_WHAT THE TASK ASKS_: Track down each line that has the word "министра" and copy it.

_RECORDS SHOWN_:
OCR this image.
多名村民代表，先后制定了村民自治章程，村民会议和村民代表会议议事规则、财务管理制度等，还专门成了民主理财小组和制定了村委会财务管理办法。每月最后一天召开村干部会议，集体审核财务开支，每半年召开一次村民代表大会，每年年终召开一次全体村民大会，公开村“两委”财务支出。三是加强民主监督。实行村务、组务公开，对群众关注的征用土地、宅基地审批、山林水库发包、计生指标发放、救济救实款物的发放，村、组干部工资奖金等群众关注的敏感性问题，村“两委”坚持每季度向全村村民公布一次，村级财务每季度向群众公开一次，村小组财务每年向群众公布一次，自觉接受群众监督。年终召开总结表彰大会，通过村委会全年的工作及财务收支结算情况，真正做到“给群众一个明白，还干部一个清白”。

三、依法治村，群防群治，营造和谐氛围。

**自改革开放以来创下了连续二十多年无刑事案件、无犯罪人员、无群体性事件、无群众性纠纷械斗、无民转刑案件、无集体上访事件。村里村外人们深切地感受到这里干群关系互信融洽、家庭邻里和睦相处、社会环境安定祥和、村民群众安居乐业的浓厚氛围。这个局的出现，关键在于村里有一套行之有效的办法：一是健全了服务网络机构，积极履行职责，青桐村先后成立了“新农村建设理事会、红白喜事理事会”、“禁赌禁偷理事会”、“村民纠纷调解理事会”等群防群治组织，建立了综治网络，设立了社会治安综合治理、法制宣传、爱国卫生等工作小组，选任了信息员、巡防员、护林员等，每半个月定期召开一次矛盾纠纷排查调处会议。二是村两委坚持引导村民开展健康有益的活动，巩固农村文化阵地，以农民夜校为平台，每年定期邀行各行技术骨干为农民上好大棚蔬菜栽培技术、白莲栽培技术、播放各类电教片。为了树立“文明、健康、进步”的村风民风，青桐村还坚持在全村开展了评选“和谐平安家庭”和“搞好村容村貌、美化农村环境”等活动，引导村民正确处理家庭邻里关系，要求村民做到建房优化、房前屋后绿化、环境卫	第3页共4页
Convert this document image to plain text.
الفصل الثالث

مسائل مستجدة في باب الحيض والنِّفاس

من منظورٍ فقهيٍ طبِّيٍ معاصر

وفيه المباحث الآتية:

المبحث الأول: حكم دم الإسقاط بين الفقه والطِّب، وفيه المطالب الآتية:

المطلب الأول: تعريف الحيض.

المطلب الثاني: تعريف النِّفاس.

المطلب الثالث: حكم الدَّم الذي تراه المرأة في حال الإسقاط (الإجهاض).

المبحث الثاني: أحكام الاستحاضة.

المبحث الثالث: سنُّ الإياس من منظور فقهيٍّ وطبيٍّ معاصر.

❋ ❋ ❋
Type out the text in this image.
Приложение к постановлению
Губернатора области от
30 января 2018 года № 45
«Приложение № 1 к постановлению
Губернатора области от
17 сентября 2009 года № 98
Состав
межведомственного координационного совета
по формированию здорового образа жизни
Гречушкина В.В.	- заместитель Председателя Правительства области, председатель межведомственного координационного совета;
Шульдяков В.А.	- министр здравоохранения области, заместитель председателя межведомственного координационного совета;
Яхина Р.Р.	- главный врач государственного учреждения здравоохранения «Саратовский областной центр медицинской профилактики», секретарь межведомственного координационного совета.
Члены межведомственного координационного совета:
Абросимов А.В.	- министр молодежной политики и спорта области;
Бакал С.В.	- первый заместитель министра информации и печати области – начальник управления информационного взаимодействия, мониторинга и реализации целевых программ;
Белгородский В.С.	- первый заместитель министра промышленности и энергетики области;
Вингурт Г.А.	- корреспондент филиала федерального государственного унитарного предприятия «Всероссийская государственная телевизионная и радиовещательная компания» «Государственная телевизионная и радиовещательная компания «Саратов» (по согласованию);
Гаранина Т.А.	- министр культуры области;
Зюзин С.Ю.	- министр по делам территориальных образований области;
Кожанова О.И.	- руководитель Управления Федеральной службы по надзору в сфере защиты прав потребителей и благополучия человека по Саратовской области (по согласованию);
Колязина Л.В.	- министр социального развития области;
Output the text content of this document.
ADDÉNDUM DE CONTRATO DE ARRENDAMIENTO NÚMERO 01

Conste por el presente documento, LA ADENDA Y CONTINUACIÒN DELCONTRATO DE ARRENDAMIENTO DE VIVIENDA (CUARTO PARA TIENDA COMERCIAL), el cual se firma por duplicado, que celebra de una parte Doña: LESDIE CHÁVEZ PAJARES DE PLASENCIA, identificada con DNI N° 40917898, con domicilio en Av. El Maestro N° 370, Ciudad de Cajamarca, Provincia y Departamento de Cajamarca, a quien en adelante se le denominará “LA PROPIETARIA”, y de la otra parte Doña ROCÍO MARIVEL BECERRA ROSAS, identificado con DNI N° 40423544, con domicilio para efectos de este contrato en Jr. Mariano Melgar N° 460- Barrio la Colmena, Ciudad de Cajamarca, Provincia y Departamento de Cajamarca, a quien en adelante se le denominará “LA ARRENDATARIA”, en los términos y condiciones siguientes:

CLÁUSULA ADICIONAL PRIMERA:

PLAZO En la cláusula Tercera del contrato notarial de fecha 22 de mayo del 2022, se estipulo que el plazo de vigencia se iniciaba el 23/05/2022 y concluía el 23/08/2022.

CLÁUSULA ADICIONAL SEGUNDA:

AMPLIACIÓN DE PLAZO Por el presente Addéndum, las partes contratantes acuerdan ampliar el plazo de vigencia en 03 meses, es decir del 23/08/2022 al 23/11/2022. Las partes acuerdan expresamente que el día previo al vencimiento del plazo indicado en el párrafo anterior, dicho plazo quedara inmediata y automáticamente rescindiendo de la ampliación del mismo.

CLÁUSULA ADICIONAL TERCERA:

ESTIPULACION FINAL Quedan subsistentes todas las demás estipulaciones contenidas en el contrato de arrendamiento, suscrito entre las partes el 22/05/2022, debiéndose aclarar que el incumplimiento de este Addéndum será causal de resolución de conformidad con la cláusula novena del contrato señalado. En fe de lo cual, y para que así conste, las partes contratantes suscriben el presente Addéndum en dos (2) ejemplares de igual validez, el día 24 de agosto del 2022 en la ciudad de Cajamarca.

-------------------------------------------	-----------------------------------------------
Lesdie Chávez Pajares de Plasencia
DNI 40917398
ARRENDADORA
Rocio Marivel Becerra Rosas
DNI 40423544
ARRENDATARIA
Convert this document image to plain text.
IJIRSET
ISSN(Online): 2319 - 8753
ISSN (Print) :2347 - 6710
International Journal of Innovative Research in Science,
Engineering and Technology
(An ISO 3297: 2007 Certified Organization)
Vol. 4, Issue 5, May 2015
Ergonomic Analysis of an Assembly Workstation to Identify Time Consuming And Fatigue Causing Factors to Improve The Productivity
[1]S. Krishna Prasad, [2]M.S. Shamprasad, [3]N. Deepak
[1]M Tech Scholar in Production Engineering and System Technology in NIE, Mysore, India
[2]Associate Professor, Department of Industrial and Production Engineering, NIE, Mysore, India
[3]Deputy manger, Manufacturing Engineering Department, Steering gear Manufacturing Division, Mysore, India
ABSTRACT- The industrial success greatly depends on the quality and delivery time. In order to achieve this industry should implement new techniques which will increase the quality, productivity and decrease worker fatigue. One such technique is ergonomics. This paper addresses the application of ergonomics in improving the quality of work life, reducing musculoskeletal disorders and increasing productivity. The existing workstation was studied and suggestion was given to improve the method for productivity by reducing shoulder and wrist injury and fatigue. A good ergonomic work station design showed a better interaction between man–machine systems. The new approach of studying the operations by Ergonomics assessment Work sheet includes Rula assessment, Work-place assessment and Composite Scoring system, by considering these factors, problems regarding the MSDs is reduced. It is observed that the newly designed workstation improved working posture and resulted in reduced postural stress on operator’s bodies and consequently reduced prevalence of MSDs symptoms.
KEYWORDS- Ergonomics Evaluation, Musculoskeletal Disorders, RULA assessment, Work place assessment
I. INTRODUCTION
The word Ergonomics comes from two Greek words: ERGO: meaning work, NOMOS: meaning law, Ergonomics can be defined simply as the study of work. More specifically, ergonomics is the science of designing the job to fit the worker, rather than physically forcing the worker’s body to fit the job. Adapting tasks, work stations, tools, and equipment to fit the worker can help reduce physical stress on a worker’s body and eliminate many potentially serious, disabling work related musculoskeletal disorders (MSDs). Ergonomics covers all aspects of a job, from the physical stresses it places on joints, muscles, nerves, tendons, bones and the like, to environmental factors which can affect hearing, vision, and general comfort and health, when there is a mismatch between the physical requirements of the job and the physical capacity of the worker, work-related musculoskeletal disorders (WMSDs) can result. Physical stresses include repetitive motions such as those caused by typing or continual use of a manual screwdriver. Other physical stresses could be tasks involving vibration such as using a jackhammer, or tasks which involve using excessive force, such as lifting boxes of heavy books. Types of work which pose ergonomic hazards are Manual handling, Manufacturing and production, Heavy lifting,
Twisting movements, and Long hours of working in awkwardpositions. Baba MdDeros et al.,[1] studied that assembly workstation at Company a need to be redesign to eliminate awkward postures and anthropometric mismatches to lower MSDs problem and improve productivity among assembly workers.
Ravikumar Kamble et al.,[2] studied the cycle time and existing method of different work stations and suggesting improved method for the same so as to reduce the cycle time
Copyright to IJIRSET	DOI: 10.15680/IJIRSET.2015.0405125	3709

_SOLUTION_:
Бакал С.В.	- первый заместитель министра информации и печати области – начальник управления информационного взаимодействия, мониторинга и реализации целевых программ;
Белгородский В.С.	- первый заместитель министра промышленности и энергетики области;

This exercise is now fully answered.